What is being asked —
Tell how many lines in these records contain the string "decline", with only the number as the reply.

Data supplied —
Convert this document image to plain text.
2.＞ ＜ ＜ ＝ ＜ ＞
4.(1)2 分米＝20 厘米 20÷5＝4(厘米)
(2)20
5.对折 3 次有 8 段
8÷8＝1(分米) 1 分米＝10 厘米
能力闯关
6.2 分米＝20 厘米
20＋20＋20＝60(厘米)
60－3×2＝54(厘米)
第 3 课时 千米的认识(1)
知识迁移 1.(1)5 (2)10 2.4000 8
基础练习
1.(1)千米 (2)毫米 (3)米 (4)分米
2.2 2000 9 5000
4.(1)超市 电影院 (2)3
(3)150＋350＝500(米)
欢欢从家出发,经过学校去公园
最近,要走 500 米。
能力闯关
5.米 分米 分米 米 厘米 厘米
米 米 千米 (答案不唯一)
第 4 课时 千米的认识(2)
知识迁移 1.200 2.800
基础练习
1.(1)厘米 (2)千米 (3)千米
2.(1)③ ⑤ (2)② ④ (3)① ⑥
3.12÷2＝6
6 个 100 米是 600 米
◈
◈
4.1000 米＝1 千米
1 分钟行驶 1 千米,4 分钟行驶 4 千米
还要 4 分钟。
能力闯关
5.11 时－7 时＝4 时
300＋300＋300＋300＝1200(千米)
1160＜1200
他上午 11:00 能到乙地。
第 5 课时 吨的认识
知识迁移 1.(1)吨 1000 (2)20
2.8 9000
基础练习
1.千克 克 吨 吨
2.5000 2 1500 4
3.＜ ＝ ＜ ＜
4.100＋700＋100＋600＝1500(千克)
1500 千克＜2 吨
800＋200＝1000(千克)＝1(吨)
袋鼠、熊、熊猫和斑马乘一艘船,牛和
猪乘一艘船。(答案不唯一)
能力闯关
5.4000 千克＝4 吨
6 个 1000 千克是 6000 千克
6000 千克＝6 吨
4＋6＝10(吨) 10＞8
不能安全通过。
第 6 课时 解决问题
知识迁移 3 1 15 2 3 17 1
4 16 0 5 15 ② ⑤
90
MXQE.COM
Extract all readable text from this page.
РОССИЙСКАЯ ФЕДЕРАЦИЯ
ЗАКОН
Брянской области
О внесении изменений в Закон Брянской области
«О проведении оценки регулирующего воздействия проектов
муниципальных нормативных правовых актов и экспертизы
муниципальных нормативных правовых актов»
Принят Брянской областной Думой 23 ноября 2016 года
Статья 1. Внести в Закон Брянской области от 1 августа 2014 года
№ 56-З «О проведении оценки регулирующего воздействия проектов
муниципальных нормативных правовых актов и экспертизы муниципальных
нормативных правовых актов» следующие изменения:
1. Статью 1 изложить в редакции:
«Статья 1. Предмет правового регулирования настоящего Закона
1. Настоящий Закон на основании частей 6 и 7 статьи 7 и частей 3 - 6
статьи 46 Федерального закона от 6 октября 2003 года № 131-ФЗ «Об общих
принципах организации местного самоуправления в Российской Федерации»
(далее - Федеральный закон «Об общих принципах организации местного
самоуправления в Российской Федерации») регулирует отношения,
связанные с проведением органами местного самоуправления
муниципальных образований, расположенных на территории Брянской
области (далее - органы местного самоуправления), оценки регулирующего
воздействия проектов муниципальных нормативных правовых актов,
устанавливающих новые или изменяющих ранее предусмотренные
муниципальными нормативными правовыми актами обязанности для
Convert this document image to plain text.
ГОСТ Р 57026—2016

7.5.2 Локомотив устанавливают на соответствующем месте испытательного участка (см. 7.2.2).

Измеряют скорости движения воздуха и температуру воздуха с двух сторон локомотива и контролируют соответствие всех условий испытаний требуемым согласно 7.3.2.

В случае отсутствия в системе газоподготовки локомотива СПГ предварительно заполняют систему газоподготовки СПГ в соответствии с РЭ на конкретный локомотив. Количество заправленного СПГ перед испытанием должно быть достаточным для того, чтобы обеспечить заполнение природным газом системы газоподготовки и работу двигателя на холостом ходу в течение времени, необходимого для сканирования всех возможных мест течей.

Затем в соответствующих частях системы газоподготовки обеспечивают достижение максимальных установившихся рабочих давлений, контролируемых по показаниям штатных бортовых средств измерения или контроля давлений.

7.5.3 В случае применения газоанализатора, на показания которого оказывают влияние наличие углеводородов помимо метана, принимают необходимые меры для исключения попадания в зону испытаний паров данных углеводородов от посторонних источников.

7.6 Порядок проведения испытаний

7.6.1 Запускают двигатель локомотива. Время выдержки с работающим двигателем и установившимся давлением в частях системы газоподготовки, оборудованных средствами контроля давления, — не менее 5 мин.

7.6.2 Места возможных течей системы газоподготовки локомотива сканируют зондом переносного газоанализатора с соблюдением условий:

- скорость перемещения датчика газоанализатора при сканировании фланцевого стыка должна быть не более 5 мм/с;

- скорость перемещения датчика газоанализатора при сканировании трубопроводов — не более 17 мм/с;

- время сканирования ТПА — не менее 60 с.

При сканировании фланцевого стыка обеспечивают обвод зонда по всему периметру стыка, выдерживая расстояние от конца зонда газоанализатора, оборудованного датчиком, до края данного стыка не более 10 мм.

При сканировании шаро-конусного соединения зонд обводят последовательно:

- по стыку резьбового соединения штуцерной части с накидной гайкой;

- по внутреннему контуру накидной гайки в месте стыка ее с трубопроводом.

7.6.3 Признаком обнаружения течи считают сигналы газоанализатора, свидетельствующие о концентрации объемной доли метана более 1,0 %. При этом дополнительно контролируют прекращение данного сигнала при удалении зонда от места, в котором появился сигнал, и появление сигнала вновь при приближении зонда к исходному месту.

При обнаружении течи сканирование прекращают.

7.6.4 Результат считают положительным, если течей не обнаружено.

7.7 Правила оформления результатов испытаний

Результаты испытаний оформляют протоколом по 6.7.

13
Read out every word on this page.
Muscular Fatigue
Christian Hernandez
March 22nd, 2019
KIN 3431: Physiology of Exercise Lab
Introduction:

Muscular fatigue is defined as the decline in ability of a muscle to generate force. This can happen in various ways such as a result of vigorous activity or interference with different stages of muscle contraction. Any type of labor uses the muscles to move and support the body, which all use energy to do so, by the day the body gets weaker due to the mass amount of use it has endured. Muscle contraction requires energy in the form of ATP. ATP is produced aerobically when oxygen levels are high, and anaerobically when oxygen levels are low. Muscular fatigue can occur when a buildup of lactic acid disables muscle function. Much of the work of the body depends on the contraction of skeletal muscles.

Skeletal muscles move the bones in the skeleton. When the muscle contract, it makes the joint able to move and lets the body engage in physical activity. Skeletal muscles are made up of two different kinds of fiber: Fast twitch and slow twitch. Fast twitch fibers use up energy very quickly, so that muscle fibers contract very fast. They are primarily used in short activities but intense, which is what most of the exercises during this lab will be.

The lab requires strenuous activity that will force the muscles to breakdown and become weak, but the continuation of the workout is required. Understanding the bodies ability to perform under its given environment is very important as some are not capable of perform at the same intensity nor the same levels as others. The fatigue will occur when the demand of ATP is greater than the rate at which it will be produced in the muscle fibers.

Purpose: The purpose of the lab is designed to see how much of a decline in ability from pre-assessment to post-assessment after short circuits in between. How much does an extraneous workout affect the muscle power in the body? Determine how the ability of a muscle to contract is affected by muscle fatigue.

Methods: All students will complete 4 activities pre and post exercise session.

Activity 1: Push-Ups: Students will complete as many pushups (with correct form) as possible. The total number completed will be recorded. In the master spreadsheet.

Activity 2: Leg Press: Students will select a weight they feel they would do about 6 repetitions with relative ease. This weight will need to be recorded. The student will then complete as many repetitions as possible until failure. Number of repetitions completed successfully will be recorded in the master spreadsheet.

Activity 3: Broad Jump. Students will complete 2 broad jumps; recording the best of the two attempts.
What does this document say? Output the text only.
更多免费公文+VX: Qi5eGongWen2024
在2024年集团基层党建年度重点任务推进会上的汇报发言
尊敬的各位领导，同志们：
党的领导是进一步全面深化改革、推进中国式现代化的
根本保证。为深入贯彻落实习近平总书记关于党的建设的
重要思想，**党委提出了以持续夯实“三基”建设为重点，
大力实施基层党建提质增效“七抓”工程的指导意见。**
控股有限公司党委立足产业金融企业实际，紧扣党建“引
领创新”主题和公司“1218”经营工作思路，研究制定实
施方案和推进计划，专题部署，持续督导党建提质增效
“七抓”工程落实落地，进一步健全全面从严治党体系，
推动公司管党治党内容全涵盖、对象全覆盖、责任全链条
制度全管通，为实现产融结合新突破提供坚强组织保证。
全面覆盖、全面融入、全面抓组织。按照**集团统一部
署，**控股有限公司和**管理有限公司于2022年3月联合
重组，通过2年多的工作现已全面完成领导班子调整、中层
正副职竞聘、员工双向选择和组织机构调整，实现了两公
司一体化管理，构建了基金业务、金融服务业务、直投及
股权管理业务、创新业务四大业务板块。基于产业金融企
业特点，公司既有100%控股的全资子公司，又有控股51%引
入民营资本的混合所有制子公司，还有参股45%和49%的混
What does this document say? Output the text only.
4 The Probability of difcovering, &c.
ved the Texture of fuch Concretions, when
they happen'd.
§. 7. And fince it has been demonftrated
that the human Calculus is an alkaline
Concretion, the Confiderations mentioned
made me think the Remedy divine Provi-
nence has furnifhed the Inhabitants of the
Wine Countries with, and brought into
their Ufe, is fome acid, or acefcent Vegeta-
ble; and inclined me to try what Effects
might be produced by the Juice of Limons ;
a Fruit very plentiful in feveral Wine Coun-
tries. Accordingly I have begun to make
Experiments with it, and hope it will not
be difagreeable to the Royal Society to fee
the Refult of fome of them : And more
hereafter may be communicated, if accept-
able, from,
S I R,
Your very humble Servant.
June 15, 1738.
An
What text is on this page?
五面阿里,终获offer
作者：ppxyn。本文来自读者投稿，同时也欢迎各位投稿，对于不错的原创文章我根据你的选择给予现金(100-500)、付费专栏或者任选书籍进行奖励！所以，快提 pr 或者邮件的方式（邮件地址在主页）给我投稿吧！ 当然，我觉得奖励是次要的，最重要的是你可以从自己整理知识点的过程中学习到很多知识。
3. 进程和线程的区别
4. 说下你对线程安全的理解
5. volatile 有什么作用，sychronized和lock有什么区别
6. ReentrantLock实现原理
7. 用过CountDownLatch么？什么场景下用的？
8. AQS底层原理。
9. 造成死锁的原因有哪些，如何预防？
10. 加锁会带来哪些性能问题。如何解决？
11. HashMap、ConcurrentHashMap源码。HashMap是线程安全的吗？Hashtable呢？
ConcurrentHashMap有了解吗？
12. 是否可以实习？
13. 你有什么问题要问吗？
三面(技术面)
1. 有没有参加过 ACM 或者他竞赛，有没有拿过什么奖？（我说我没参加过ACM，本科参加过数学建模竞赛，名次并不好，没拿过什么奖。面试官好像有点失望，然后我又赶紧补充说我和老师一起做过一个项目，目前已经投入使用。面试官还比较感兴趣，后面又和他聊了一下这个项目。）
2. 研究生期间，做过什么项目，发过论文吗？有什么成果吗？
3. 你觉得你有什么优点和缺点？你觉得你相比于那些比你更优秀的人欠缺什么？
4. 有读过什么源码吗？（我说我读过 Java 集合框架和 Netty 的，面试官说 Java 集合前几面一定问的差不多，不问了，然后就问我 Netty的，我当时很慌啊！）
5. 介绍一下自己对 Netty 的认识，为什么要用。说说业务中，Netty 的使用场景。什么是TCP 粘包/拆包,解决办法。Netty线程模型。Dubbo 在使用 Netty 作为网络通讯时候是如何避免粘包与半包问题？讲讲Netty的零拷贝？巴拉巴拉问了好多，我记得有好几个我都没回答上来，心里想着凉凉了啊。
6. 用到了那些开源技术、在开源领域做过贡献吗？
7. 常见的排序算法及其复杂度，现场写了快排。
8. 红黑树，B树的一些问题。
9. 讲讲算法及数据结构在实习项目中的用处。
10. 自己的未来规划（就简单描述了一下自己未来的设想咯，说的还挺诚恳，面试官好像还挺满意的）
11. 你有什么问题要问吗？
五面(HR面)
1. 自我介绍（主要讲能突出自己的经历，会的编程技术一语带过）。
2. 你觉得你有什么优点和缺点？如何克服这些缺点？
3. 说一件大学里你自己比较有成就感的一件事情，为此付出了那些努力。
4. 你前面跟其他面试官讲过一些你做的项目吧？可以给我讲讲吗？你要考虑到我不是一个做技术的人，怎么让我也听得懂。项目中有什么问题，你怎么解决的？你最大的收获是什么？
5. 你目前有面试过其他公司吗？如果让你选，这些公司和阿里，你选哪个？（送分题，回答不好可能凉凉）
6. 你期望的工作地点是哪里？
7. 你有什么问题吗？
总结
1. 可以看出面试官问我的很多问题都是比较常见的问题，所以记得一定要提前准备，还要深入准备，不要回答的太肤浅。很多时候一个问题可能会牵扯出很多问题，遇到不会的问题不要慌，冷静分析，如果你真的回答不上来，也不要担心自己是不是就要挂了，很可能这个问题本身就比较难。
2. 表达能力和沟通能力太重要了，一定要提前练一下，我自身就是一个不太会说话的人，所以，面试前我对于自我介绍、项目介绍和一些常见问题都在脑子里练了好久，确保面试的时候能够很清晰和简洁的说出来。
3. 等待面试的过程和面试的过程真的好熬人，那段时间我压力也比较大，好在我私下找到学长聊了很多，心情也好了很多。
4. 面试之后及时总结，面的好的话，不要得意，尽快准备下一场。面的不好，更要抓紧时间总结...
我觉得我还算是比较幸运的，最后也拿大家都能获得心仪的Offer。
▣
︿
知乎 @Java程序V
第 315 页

Written response —
2